Copy out all lines carrying the word "Windows".
========
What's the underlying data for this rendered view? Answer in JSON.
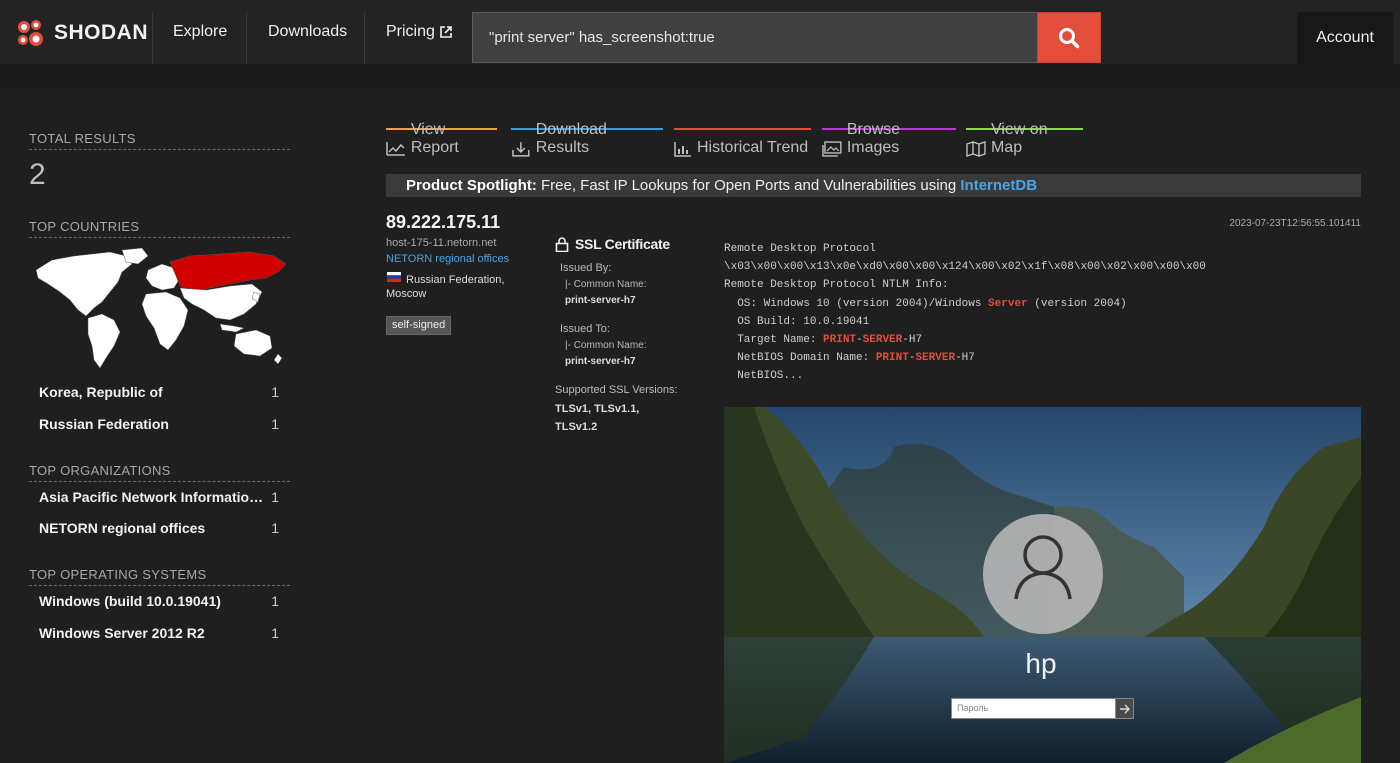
{
  "nav": {
    "brand": "SHODAN",
    "items": [
      "Explore",
      "Downloads",
      "Pricing"
    ],
    "search_value": "\"print server\" has_screenshot:true",
    "account": "Account"
  },
  "sidebar": {
    "total_label": "TOTAL RESULTS",
    "total": "2",
    "countries_label": "TOP COUNTRIES",
    "countries": [
      {
        "name": "Korea, Republic of",
        "count": "1"
      },
      {
        "name": "Russian Federation",
        "count": "1"
      }
    ],
    "orgs_label": "TOP ORGANIZATIONS",
    "orgs": [
      {
        "name": "Asia Pacific Network Information Centre",
        "count": "1"
      },
      {
        "name": "NETORN regional offices",
        "count": "1"
      }
    ],
    "os_label": "TOP OPERATING SYSTEMS",
    "os": [
      {
        "name": "Windows (build 10.0.19041)",
        "count": "1"
      },
      {
        "name": "Windows Server 2012 R2",
        "count": "1"
      }
    ]
  },
  "tabs": [
    {
      "label": "View Report",
      "color": "#e8a34a"
    },
    {
      "label": "Download Results",
      "color": "#3a9bd9"
    },
    {
      "label": "Historical Trend",
      "color": "#e24e3b"
    },
    {
      "label": "Browse Images",
      "color": "#b93ad9"
    },
    {
      "label": "View on Map",
      "color": "#8bd94a"
    }
  ],
  "spotlight": {
    "label": "Product Spotlight:",
    "text": "Free, Fast IP Lookups for Open Ports and Vulnerabilities using",
    "link": "InternetDB"
  },
  "result": {
    "ip": "89.222.175.11",
    "hostname": "host-175-11.netorn.net",
    "org": "NETORN regional offices",
    "location": "Russian Federation, Moscow",
    "tag": "self-signed",
    "timestamp": "2023-07-23T12:56:55.101411",
    "ssl": {
      "title": "SSL Certificate",
      "issued_by": "Issued By:",
      "issued_to": "Issued To:",
      "cn_label": "|- Common Name:",
      "by_cn": "print-server-h7",
      "to_cn": "print-server-h7",
      "versions_label": "Supported SSL Versions:",
      "versions": "TLSv1, TLSv1.1, TLSv1.2"
    },
    "banner": {
      "l1": "Remote Desktop Protocol",
      "l2": "\\x03\\x00\\x00\\x13\\x0e\\xd0\\x00\\x00\\x124\\x00\\x02\\x1f\\x08\\x00\\x02\\x00\\x00\\x00",
      "l3": "Remote Desktop Protocol NTLM Info:",
      "l4a": "  OS: Windows 10 (version 2004)/Windows ",
      "l4b": "Server",
      "l4c": " (version 2004)",
      "l5": "  OS Build: 10.0.19041",
      "l6a": "  Target Name: ",
      "l6b": "PRINT",
      "l6c": "-",
      "l6d": "SERVER",
      "l6e": "-H7",
      "l7a": "  NetBIOS Domain Name: ",
      "l7b": "PRINT",
      "l7c": "-",
      "l7d": "SERVER",
      "l7e": "-H7",
      "l8": "  NetBIOS..."
    },
    "screenshot": {
      "username": "hp",
      "password_placeholder": "Пароль"
    }
  }
}
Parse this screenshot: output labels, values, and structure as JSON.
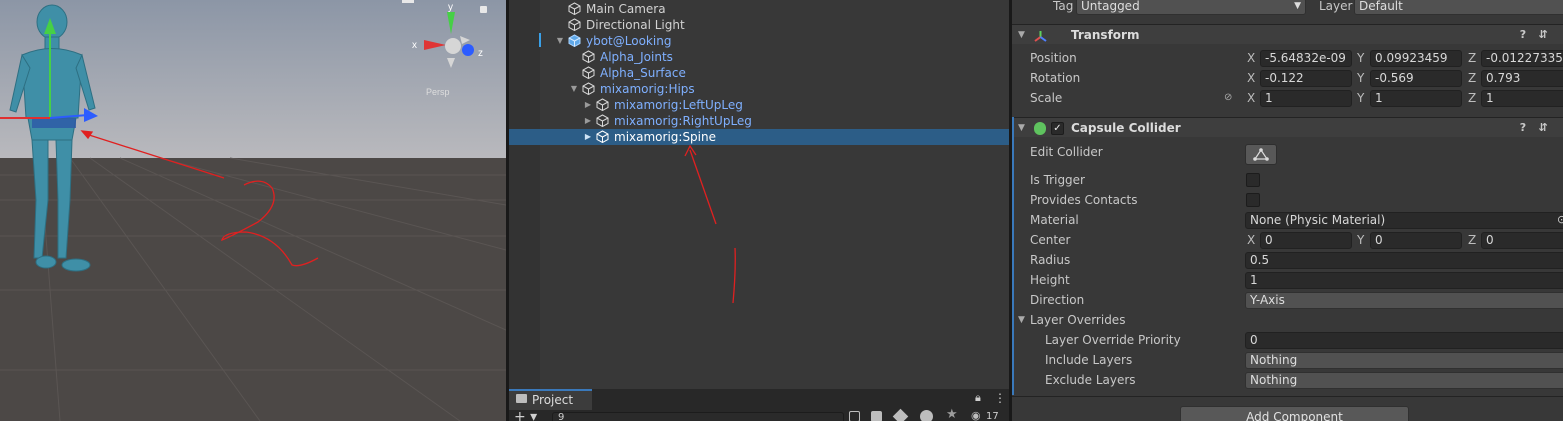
{
  "hierarchy": {
    "items": [
      {
        "label": "Main Camera",
        "style": "plain"
      },
      {
        "label": "Directional Light",
        "style": "plain"
      },
      {
        "label": "ybot@Looking",
        "style": "prefab"
      },
      {
        "label": "Alpha_Joints",
        "style": "prefab"
      },
      {
        "label": "Alpha_Surface",
        "style": "prefab"
      },
      {
        "label": "mixamorig:Hips",
        "style": "prefab"
      },
      {
        "label": "mixamorig:LeftUpLeg",
        "style": "prefab"
      },
      {
        "label": "mixamorig:RightUpLeg",
        "style": "prefab"
      },
      {
        "label": "mixamorig:Spine",
        "style": "selected"
      }
    ]
  },
  "project_panel": {
    "tab_label": "Project",
    "search_value": "9",
    "hidden_count": "17"
  },
  "scene": {
    "gizmo_axes": {
      "y": "y",
      "x": "x",
      "z": "z"
    },
    "persp_label": "Persp"
  },
  "inspector": {
    "tag_label": "Tag",
    "tag_value": "Untagged",
    "layer_label": "Layer",
    "layer_value": "Default",
    "transform": {
      "title": "Transform",
      "position_label": "Position",
      "rotation_label": "Rotation",
      "scale_label": "Scale",
      "position": {
        "x": "-5.64832e-09",
        "y": "0.09923459",
        "z": "-0.01227335"
      },
      "rotation": {
        "x": "-0.122",
        "y": "-0.569",
        "z": "0.793"
      },
      "scale": {
        "x": "1",
        "y": "1",
        "z": "1"
      }
    },
    "capsule": {
      "title": "Capsule Collider",
      "edit_collider_label": "Edit Collider",
      "is_trigger_label": "Is Trigger",
      "provides_contacts_label": "Provides Contacts",
      "material_label": "Material",
      "material_value": "None (Physic Material)",
      "center_label": "Center",
      "center": {
        "x": "0",
        "y": "0",
        "z": "0"
      },
      "radius_label": "Radius",
      "radius_value": "0.5",
      "height_label": "Height",
      "height_value": "1",
      "direction_label": "Direction",
      "direction_value": "Y-Axis",
      "layer_overrides_label": "Layer Overrides",
      "layer_override_priority_label": "Layer Override Priority",
      "layer_override_priority_value": "0",
      "include_layers_label": "Include Layers",
      "include_layers_value": "Nothing",
      "exclude_layers_label": "Exclude Layers",
      "exclude_layers_value": "Nothing"
    },
    "add_component_label": "Add Component",
    "axis_letters": {
      "x": "X",
      "y": "Y",
      "z": "Z"
    }
  },
  "colors": {
    "selection": "#2c5d87",
    "prefab_text": "#7fb0ff",
    "annotation": "#e02020"
  }
}
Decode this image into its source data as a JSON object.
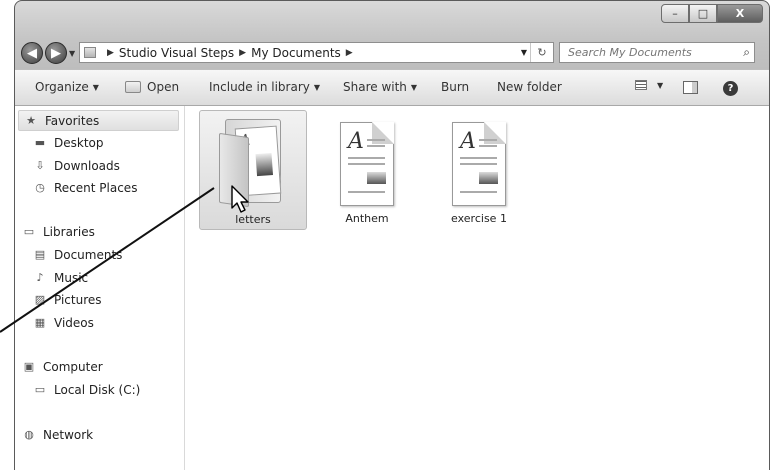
{
  "window": {
    "controls": {
      "minimize": "–",
      "maximize": "□",
      "close": "X"
    }
  },
  "nav": {
    "back": "◀",
    "forward": "▶",
    "breadcrumb": [
      "Studio Visual Steps",
      "My Documents"
    ],
    "search_placeholder": "Search My Documents"
  },
  "toolbar": {
    "organize": "Organize",
    "open": "Open",
    "include_in_library": "Include in library",
    "share_with": "Share with",
    "burn": "Burn",
    "new_folder": "New folder",
    "help": "?"
  },
  "sidebar": {
    "favorites": {
      "label": "Favorites",
      "items": [
        "Desktop",
        "Downloads",
        "Recent Places"
      ]
    },
    "libraries": {
      "label": "Libraries",
      "items": [
        "Documents",
        "Music",
        "Pictures",
        "Videos"
      ]
    },
    "computer": {
      "label": "Computer",
      "items": [
        "Local Disk (C:)"
      ]
    },
    "network": {
      "label": "Network"
    }
  },
  "files": [
    {
      "name": "letters",
      "type": "folder",
      "selected": true
    },
    {
      "name": "Anthem",
      "type": "document",
      "selected": false
    },
    {
      "name": "exercise 1",
      "type": "document",
      "selected": false
    }
  ],
  "colors": {
    "chrome_gray": "#c4c4c4",
    "selection": "#dadada",
    "window_border": "#5a5a5a"
  }
}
========
Expected answer:
        "name": "Windows (build 10.0.19041)",
        "name": "Windows Server 2012 R2",
      "l4a": "  OS: Windows 10 (version 2004)/Windows ",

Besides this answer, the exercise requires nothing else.